**SUPPLIED INFORMATION**
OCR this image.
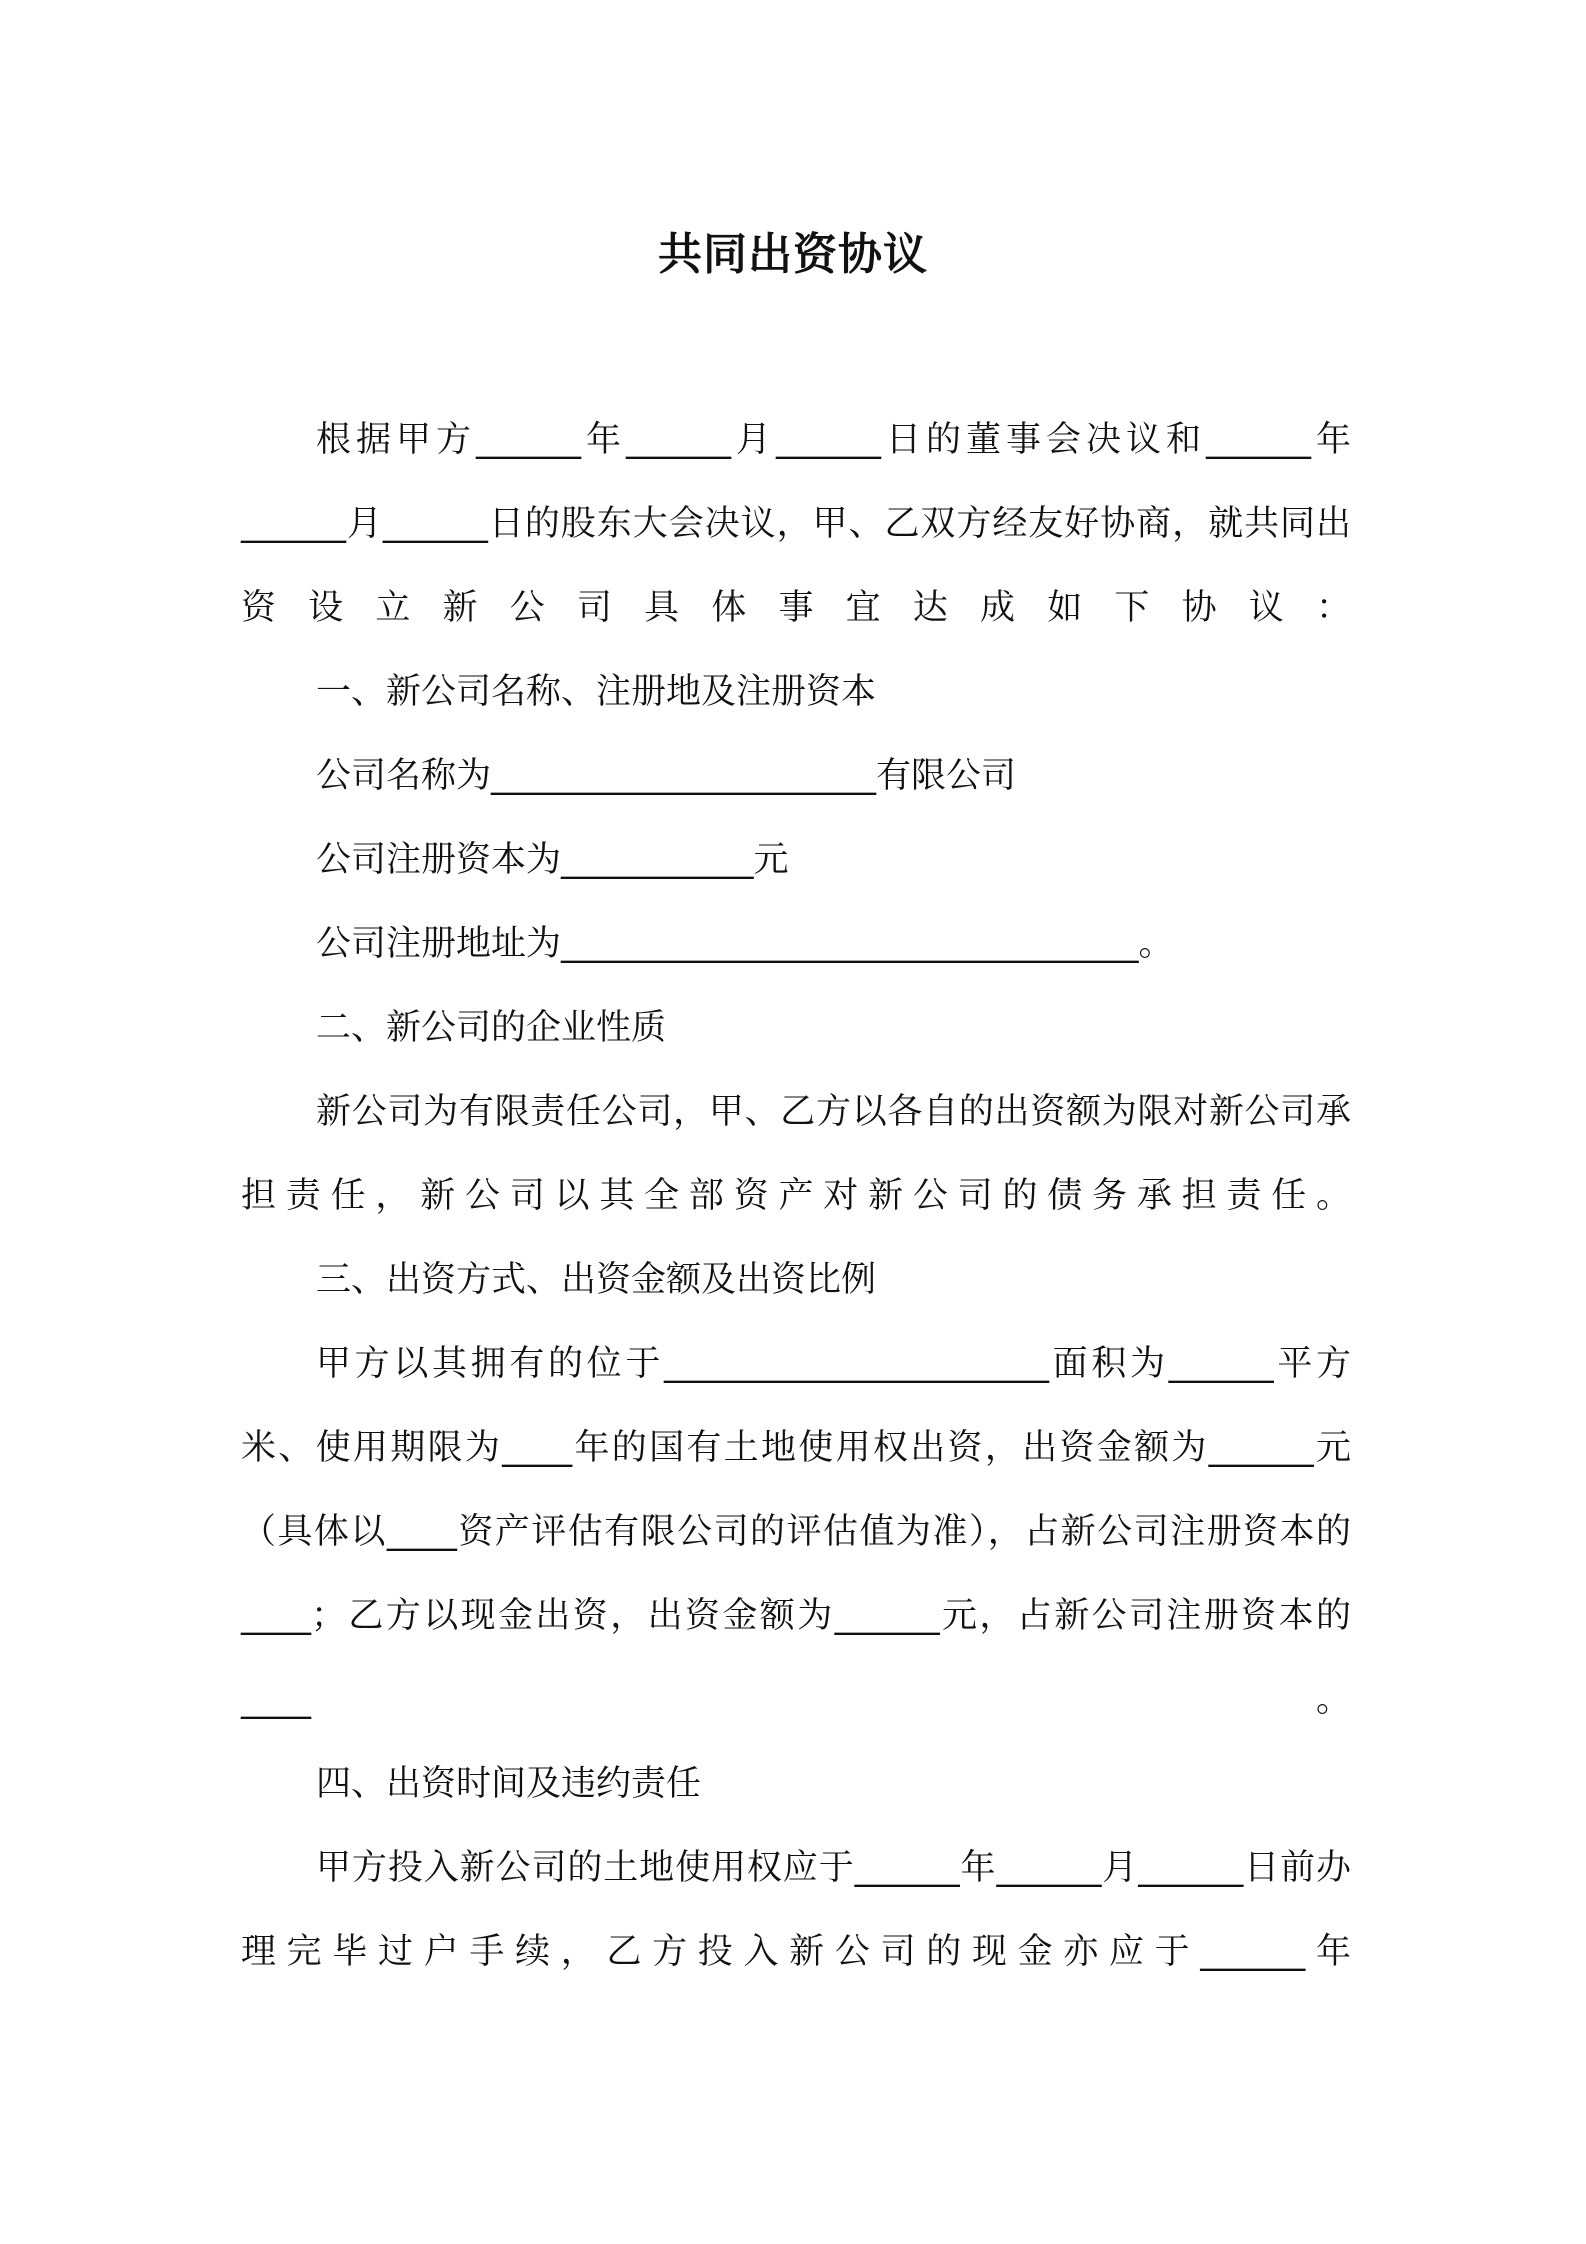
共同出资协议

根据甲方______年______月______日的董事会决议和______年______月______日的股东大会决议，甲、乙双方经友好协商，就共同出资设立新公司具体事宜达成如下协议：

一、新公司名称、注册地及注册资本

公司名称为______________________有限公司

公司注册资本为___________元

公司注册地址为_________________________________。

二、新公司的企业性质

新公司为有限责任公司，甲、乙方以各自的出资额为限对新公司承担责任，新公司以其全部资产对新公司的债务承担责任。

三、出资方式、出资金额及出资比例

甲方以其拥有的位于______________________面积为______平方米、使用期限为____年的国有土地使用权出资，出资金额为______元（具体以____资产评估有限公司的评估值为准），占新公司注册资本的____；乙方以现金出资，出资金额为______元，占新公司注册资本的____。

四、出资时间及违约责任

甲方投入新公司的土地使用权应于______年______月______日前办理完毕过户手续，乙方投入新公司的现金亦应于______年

==

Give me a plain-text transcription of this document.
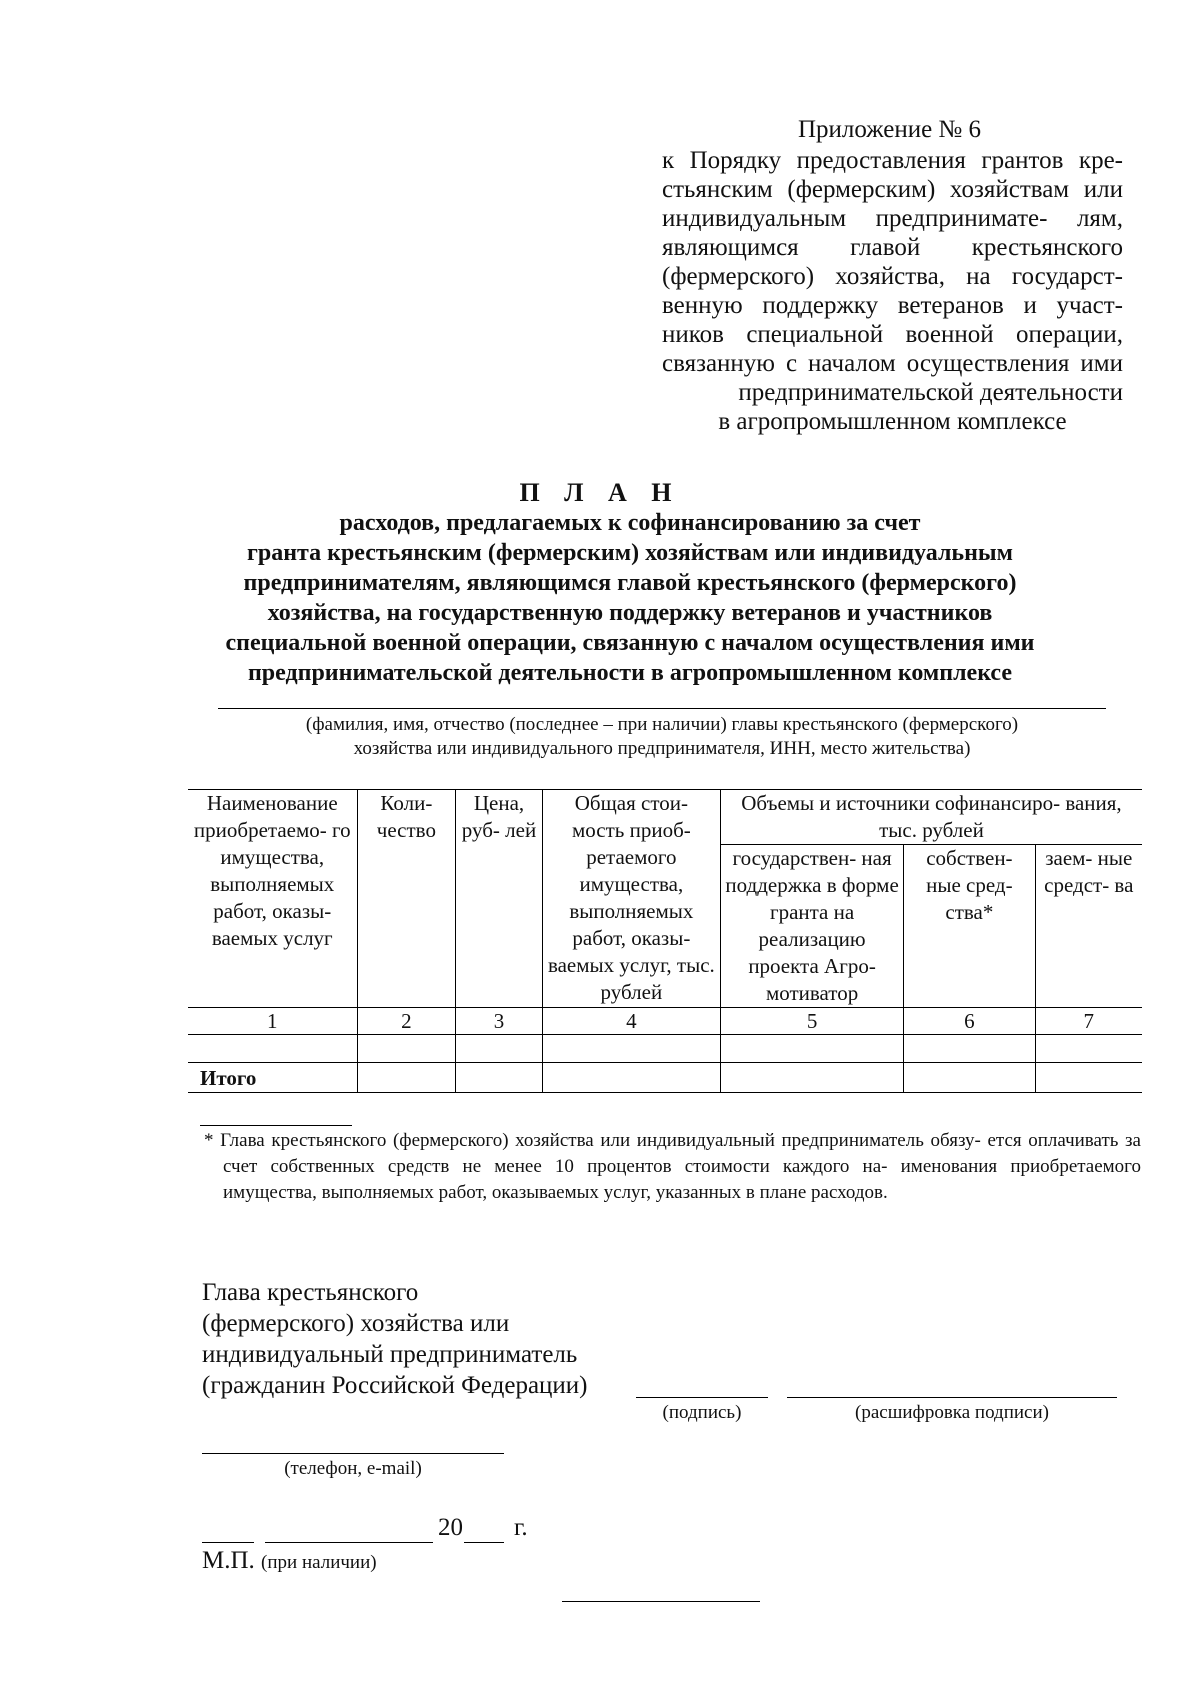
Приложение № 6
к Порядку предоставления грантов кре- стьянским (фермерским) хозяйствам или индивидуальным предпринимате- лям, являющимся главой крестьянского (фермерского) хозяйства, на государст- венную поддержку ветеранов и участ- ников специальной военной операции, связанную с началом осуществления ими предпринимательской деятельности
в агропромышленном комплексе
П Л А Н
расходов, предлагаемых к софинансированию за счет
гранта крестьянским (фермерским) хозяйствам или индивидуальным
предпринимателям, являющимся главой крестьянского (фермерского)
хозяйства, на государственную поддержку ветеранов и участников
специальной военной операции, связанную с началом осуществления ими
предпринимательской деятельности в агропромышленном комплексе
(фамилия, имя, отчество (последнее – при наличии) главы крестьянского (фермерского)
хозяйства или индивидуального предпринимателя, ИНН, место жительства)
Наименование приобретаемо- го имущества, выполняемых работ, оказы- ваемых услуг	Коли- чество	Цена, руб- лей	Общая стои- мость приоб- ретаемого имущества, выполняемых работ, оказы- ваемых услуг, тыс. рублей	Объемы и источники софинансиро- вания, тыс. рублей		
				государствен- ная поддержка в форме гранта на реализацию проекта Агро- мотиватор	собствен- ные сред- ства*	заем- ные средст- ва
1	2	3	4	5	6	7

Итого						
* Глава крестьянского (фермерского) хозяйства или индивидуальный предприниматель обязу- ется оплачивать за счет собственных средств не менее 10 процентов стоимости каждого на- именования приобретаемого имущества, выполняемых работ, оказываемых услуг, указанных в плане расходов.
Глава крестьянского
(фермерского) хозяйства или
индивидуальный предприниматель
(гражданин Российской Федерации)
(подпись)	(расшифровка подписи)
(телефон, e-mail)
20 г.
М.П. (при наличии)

* * *

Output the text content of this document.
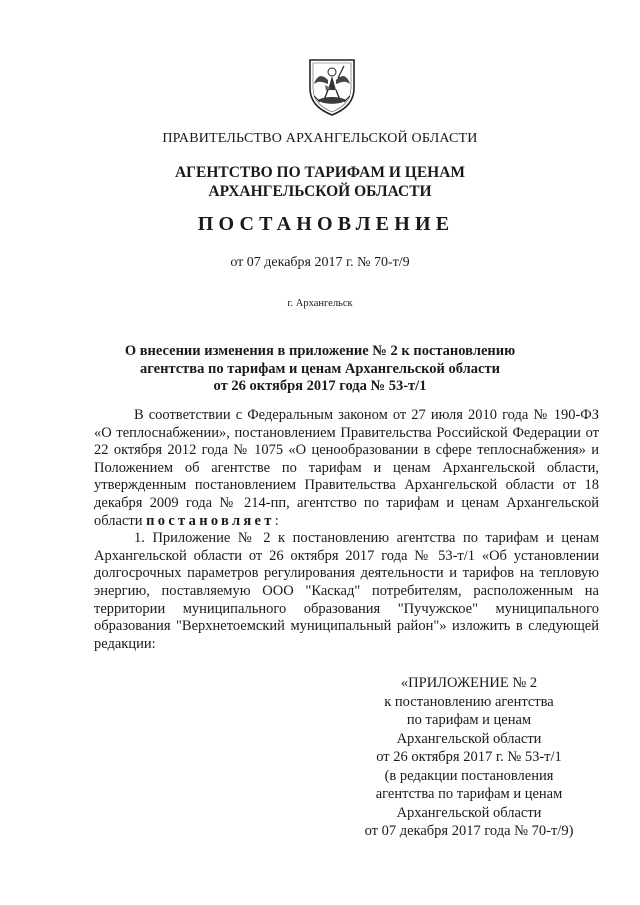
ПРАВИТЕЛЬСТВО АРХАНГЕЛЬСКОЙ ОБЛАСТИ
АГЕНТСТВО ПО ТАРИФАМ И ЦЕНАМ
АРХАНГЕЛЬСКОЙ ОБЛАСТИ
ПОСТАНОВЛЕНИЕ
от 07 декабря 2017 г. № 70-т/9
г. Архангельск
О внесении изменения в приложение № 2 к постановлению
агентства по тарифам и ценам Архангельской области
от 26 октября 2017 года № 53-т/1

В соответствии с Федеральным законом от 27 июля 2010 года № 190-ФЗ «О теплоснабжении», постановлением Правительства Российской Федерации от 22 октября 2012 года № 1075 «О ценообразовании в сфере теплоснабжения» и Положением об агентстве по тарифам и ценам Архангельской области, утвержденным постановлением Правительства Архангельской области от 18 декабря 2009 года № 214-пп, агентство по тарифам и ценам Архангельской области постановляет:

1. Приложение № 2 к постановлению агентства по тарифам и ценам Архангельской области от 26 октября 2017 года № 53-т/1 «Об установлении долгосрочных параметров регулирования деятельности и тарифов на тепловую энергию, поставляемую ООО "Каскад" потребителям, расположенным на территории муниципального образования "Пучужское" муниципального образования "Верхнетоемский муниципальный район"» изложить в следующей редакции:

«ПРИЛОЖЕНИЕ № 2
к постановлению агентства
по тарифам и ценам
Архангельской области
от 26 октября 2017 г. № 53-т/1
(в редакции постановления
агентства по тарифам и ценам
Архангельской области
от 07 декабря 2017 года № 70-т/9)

**EXERCISE INSTRUCTIONS**
Identify the lines above with the word "this". Copy them.

**COMPLETE ANSWER**
OCR this image.
Give me a plain-text transcription of this document.
Output the text content of this document.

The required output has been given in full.